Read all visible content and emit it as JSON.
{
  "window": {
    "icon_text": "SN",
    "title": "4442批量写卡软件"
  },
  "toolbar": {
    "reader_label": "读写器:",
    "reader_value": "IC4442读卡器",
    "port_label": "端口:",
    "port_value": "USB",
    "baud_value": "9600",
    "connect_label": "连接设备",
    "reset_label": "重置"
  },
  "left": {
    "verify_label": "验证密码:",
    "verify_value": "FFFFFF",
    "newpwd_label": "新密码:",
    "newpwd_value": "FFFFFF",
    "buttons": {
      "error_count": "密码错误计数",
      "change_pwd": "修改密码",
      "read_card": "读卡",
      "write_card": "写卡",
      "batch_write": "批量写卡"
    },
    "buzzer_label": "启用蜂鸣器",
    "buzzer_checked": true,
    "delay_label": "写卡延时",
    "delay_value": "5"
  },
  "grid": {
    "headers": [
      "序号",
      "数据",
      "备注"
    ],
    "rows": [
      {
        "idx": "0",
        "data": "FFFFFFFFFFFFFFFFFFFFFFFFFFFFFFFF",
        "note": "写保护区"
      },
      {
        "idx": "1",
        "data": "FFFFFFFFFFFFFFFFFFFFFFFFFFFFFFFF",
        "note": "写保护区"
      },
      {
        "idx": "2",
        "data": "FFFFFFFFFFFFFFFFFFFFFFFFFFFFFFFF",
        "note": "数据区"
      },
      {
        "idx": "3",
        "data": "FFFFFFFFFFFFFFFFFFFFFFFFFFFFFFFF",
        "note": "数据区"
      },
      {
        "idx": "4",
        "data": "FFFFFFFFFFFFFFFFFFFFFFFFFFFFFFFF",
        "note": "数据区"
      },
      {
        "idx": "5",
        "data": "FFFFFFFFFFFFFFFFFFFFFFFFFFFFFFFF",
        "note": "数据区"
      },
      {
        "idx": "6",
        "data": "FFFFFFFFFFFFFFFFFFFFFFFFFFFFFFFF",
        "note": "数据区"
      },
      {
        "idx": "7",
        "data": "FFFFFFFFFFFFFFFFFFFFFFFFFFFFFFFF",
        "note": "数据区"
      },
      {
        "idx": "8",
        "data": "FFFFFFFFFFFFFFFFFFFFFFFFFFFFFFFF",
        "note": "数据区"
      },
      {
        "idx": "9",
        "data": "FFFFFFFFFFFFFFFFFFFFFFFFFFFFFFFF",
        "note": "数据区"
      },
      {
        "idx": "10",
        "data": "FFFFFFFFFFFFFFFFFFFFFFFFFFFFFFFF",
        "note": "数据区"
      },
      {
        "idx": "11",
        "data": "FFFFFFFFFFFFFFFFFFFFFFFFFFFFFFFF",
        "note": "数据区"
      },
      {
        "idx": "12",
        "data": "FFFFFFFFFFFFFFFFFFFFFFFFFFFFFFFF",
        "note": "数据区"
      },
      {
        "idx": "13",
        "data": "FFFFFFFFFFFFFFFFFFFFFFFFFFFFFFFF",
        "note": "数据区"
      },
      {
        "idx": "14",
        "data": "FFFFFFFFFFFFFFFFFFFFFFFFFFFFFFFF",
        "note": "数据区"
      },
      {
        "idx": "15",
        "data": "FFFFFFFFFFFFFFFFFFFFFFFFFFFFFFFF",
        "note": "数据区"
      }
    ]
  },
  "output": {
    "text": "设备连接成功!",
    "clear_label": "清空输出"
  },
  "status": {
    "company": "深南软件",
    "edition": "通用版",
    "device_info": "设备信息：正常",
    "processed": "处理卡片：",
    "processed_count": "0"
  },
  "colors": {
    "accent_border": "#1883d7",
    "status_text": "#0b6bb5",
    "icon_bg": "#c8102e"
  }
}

-------

Given request :: All the entries above need to be reproduced exactly.

Expected answer ::
Read all visible content and emit it as JSON.
{
  "window": {
    "icon_text": "SN",
    "title": "4442批量写卡软件"
  },
  "toolbar": {
    "reader_label": "读写器:",
    "reader_value": "IC4442读卡器",
    "port_label": "端口:",
    "port_value": "USB",
    "baud_value": "9600",
    "connect_label": "连接设备",
    "reset_label": "重置"
  },
  "left": {
    "verify_label": "验证密码:",
    "verify_value": "FFFFFF",
    "newpwd_label": "新密码:",
    "newpwd_value": "FFFFFF",
    "buttons": {
      "error_count": "密码错误计数",
      "change_pwd": "修改密码",
      "read_card": "读卡",
      "write_card": "写卡",
      "batch_write": "批量写卡"
    },
    "buzzer_label": "启用蜂鸣器",
    "buzzer_checked": true,
    "delay_label": "写卡延时",
    "delay_value": "5"
  },
  "grid": {
    "headers": [
      "序号",
      "数据",
      "备注"
    ],
    "rows": [
      {
        "idx": "0",
        "data": "FFFFFFFFFFFFFFFFFFFFFFFFFFFFFFFF",
        "note": "写保护区"
      },
      {
        "idx": "1",
        "data": "FFFFFFFFFFFFFFFFFFFFFFFFFFFFFFFF",
        "note": "写保护区"
      },
      {
        "idx": "2",
        "data": "FFFFFFFFFFFFFFFFFFFFFFFFFFFFFFFF",
        "note": "数据区"
      },
      {
        "idx": "3",
        "data": "FFFFFFFFFFFFFFFFFFFFFFFFFFFFFFFF",
        "note": "数据区"
      },
      {
        "idx": "4",
        "data": "FFFFFFFFFFFFFFFFFFFFFFFFFFFFFFFF",
        "note": "数据区"
      },
      {
        "idx": "5",
        "data": "FFFFFFFFFFFFFFFFFFFFFFFFFFFFFFFF",
        "note": "数据区"
      },
      {
        "idx": "6",
        "data": "FFFFFFFFFFFFFFFFFFFFFFFFFFFFFFFF",
        "note": "数据区"
      },
      {
        "idx": "7",
        "data": "FFFFFFFFFFFFFFFFFFFFFFFFFFFFFFFF",
        "note": "数据区"
      },
      {
        "idx": "8",
        "data": "FFFFFFFFFFFFFFFFFFFFFFFFFFFFFFFF",
        "note": "数据区"
      },
      {
        "idx": "9",
        "data": "FFFFFFFFFFFFFFFFFFFFFFFFFFFFFFFF",
        "note": "数据区"
      },
      {
        "idx": "10",
        "data": "FFFFFFFFFFFFFFFFFFFFFFFFFFFFFFFF",
        "note": "数据区"
      },
      {
        "idx": "11",
        "data": "FFFFFFFFFFFFFFFFFFFFFFFFFFFFFFFF",
        "note": "数据区"
      },
      {
        "idx": "12",
        "data": "FFFFFFFFFFFFFFFFFFFFFFFFFFFFFFFF",
        "note": "数据区"
      },
      {
        "idx": "13",
        "data": "FFFFFFFFFFFFFFFFFFFFFFFFFFFFFFFF",
        "note": "数据区"
      },
      {
        "idx": "14",
        "data": "FFFFFFFFFFFFFFFFFFFFFFFFFFFFFFFF",
        "note": "数据区"
      },
      {
        "idx": "15",
        "data": "FFFFFFFFFFFFFFFFFFFFFFFFFFFFFFFF",
        "note": "数据区"
      }
    ]
  },
  "output": {
    "text": "设备连接成功!",
    "clear_label": "清空输出"
  },
  "status": {
    "company": "深南软件",
    "edition": "通用版",
    "device_info": "设备信息：正常",
    "processed": "处理卡片：",
    "processed_count": "0"
  },
  "colors": {
    "accent_border": "#1883d7",
    "status_text": "#0b6bb5",
    "icon_bg": "#c8102e"
  }
}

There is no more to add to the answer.